:: INFORMATION SHOWN ::

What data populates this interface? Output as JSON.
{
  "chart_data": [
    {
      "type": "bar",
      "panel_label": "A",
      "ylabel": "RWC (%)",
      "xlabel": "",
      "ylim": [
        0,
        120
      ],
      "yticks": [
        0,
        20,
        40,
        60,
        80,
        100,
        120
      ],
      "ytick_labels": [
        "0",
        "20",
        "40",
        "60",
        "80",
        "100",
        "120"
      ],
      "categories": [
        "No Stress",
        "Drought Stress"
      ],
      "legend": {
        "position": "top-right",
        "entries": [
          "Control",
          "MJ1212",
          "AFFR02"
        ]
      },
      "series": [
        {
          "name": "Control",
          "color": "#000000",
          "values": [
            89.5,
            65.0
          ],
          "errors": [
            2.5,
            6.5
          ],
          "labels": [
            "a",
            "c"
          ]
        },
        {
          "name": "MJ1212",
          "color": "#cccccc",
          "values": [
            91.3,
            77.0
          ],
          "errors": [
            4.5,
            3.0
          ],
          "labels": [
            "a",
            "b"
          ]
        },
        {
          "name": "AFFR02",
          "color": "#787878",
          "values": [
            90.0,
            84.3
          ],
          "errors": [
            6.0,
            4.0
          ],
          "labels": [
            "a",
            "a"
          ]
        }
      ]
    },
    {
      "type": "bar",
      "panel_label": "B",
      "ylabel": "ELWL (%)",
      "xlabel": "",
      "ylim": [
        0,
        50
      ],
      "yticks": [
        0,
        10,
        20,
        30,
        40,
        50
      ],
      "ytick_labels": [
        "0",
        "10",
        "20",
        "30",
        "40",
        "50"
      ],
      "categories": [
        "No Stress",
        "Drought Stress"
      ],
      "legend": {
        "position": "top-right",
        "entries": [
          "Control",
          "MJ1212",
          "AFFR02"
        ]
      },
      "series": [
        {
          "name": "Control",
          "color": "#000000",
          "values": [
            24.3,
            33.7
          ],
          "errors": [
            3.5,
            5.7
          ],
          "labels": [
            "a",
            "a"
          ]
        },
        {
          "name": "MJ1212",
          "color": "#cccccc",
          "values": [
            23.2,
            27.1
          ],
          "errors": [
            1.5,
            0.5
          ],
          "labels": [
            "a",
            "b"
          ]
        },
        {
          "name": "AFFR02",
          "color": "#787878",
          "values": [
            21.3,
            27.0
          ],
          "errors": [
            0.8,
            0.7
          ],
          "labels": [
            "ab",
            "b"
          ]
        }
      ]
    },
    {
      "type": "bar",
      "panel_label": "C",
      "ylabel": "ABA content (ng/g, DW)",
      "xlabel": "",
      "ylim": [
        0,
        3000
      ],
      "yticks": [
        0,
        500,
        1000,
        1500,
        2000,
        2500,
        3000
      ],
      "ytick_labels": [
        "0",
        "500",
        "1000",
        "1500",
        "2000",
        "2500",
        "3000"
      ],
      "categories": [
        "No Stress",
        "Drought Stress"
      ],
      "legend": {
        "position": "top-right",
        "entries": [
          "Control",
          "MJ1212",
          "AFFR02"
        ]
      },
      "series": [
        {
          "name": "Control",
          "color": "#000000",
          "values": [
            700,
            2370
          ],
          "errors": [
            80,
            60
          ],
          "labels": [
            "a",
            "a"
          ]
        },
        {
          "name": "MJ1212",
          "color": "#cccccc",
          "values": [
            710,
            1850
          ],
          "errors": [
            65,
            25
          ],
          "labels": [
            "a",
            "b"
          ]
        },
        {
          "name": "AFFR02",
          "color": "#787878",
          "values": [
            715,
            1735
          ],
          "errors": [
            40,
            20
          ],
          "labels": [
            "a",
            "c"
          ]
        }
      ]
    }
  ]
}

:::

→ SHORT EXERCISE
Report how many lines of the listing hold the string "ylabel", giving only the number.

→ OUTPUT BELOW
3